### What is asked
Return the records word for word, starting with their first line and going on through the line that contains "219, 407, 238]", including that line.

▼▼▼

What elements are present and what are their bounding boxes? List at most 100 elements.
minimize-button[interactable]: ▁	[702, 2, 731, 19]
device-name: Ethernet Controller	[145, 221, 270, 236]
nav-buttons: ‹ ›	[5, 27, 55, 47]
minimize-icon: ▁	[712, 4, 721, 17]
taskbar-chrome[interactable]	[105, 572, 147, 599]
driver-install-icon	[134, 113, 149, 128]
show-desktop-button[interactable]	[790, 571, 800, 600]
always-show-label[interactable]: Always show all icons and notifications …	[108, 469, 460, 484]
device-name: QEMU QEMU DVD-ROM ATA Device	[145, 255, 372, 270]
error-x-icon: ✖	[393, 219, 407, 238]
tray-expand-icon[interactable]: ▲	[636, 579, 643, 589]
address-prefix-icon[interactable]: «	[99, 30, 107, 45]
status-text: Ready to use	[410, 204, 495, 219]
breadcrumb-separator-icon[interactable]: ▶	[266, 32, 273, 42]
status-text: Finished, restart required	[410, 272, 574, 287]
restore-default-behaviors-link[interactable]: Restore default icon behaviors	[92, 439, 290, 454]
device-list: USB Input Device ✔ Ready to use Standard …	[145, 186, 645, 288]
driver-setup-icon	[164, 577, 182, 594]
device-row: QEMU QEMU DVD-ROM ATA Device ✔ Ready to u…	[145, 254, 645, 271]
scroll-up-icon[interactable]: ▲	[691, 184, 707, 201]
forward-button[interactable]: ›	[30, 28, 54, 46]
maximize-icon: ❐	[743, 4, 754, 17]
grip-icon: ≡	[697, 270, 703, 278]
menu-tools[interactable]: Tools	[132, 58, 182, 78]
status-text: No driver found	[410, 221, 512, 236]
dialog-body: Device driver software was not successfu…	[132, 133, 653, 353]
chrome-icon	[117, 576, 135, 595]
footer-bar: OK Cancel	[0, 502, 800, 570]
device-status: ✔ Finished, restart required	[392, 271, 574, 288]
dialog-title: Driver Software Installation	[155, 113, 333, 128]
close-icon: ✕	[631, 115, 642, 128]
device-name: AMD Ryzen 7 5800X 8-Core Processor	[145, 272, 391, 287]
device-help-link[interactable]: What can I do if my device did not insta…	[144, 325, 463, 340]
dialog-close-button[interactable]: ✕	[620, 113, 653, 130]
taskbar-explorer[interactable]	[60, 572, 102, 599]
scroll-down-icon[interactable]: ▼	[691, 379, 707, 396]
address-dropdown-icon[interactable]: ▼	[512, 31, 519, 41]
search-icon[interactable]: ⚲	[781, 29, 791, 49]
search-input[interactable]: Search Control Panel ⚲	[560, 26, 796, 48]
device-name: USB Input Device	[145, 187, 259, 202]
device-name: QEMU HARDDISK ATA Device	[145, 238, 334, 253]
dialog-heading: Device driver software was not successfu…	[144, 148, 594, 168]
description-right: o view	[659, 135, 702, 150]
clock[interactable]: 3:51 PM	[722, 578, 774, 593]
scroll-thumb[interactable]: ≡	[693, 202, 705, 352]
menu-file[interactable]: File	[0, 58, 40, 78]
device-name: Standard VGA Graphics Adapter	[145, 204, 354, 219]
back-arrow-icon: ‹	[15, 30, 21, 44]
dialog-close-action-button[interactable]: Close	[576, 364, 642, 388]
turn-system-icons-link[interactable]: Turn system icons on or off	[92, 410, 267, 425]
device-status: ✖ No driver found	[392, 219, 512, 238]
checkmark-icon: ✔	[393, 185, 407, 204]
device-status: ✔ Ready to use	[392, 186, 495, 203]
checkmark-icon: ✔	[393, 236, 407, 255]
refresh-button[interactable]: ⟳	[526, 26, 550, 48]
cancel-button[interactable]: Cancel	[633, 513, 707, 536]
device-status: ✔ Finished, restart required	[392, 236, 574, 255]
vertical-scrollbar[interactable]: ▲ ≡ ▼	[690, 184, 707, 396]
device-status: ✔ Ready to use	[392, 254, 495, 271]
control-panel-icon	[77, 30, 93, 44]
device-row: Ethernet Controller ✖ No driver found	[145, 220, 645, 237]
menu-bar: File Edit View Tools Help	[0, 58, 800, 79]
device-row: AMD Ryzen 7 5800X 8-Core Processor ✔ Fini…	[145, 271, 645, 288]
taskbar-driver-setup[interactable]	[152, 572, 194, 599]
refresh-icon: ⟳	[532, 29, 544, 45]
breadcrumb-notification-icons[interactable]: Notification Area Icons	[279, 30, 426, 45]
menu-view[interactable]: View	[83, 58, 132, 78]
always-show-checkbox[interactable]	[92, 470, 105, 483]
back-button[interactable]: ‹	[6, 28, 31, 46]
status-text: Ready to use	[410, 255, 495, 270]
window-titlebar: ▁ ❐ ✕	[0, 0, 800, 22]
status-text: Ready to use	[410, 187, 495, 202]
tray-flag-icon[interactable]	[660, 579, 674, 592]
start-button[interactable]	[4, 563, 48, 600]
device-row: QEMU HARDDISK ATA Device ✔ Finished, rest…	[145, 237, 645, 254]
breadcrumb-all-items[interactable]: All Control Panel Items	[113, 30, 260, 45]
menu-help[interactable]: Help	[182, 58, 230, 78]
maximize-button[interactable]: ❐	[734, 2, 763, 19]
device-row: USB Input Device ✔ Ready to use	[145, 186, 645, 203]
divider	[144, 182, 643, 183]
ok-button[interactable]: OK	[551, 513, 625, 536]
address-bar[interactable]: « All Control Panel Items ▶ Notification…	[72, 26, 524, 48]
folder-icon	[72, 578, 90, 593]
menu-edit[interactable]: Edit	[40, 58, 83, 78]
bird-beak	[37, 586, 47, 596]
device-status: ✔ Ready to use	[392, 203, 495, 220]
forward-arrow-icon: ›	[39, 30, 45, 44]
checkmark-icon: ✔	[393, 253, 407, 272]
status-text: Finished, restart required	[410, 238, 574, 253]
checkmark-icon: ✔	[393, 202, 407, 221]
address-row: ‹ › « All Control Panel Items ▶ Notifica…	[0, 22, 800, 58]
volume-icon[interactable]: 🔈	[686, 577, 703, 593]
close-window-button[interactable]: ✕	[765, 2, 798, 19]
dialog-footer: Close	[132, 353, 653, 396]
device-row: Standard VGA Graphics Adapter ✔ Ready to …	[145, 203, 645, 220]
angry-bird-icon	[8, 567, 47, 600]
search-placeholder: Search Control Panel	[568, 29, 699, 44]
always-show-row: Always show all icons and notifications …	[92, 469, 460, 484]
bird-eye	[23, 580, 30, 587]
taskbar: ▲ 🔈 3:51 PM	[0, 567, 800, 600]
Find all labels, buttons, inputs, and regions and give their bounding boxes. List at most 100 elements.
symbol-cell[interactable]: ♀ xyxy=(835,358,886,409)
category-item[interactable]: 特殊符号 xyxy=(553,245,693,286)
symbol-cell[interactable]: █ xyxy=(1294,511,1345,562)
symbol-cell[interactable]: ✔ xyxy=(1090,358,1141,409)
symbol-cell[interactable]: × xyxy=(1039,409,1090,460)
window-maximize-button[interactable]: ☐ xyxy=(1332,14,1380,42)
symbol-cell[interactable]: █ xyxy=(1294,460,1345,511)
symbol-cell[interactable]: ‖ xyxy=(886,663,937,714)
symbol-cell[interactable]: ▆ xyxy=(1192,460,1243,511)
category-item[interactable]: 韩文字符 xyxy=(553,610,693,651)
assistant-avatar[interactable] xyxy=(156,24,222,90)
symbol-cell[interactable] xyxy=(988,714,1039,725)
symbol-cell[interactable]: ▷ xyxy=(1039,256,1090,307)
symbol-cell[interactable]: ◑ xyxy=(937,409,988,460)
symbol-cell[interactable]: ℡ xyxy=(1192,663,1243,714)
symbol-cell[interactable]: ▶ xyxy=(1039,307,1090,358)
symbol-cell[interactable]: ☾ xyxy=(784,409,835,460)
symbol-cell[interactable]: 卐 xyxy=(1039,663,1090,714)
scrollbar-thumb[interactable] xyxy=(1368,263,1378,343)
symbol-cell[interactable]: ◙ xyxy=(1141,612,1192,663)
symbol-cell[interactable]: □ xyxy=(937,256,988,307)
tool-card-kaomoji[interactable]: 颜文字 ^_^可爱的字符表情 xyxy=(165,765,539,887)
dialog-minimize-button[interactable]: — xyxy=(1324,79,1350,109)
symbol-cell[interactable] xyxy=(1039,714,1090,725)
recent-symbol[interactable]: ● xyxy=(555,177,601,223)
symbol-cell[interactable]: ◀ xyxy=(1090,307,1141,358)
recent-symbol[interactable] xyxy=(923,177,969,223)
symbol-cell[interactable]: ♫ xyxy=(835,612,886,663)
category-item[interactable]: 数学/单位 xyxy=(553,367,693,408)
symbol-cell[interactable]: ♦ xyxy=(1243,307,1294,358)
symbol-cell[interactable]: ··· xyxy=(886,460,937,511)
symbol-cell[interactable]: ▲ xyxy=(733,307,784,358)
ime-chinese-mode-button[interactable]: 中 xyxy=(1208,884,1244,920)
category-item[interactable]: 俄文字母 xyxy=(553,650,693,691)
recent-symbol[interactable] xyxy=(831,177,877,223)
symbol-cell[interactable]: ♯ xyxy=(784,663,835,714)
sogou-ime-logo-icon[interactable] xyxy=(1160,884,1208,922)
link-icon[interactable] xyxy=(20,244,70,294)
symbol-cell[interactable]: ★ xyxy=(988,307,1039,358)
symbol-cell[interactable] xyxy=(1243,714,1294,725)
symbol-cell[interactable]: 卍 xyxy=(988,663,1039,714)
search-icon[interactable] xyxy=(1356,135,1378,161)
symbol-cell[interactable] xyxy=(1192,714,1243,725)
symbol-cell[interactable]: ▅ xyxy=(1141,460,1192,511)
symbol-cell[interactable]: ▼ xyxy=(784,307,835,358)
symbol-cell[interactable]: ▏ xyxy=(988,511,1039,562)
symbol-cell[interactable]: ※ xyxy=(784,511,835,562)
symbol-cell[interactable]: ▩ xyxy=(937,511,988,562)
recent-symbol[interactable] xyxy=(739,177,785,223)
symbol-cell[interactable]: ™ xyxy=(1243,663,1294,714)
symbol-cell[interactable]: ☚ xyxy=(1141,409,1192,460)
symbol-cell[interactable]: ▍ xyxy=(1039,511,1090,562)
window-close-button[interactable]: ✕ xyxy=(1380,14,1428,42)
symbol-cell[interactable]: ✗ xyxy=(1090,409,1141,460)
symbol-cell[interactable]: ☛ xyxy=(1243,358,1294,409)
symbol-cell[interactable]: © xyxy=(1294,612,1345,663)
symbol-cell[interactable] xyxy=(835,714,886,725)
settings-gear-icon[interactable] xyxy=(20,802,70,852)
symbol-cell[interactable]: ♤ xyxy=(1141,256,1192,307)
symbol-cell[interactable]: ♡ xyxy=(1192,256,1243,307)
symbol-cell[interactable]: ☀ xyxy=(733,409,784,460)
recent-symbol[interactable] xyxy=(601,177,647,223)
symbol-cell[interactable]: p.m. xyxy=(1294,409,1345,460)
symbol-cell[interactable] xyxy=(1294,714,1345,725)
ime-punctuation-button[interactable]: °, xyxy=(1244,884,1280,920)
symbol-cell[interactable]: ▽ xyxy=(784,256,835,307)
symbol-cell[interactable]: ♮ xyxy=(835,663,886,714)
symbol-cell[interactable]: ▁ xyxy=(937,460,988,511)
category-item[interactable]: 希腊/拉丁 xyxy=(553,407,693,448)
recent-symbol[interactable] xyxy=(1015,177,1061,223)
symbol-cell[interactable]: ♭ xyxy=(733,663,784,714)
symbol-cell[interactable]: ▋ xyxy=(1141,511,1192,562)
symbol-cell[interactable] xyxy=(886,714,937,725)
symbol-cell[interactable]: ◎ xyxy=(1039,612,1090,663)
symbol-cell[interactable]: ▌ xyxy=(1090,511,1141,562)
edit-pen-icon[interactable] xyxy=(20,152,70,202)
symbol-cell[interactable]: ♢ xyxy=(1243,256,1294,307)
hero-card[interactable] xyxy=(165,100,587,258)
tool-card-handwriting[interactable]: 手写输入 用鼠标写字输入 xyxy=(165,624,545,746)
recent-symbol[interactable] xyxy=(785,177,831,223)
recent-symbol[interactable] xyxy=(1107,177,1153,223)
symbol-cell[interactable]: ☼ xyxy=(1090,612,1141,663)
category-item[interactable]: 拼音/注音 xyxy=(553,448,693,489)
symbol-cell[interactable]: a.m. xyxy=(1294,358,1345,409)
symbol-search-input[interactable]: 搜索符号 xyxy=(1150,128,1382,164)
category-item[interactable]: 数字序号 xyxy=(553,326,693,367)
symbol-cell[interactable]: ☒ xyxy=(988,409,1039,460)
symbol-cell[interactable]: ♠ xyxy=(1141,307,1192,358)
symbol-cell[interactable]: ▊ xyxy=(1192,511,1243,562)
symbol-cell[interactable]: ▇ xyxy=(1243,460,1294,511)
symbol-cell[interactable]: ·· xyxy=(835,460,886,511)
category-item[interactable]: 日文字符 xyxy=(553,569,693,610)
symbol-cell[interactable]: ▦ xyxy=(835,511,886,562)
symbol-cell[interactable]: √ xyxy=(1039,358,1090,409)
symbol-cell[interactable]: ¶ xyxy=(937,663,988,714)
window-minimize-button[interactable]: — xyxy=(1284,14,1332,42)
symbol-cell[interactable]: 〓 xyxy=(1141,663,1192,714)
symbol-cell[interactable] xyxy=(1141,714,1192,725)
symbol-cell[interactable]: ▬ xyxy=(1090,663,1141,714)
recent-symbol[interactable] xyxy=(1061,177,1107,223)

▲▲▲

### Exercise output
What elements are present and what are their bounding boxes? List at most 100 elements.
minimize-button[interactable]: ▁	[702, 2, 731, 19]
device-name: Ethernet Controller	[145, 221, 270, 236]
nav-buttons: ‹ ›	[5, 27, 55, 47]
minimize-icon: ▁	[712, 4, 721, 17]
taskbar-chrome[interactable]	[105, 572, 147, 599]
driver-install-icon	[134, 113, 149, 128]
show-desktop-button[interactable]	[790, 571, 800, 600]
always-show-label[interactable]: Always show all icons and notifications …	[108, 469, 460, 484]
device-name: QEMU QEMU DVD-ROM ATA Device	[145, 255, 372, 270]
error-x-icon: ✖	[393, 219, 407, 238]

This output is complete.